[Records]
↓↓↓

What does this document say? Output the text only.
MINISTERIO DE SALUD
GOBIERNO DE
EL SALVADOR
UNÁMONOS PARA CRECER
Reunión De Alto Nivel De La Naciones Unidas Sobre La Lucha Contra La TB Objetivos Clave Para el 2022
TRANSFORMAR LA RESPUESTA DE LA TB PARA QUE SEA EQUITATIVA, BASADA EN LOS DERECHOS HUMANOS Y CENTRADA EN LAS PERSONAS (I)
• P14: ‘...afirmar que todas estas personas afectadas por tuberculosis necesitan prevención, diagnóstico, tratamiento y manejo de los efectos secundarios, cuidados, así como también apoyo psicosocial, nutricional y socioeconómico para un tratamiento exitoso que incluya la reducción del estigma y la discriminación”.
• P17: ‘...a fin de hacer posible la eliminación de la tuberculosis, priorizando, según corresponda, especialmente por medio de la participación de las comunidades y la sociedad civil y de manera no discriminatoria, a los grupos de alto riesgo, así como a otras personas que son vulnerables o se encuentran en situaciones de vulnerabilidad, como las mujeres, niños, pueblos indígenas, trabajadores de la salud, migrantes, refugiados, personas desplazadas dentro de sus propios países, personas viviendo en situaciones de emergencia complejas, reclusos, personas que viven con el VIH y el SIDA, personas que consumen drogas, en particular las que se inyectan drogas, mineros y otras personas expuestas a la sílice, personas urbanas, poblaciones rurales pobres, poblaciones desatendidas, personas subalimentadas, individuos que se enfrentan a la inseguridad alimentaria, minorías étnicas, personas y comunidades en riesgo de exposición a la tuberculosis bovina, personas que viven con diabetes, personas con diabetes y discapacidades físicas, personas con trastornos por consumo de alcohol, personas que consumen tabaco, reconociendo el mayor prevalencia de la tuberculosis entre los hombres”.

↑↑↑

## TASK TO COMPLETE
Determine how many lines include the string "tuberculosis". Give no answer but the number.

## COMPLETE ANSWER
2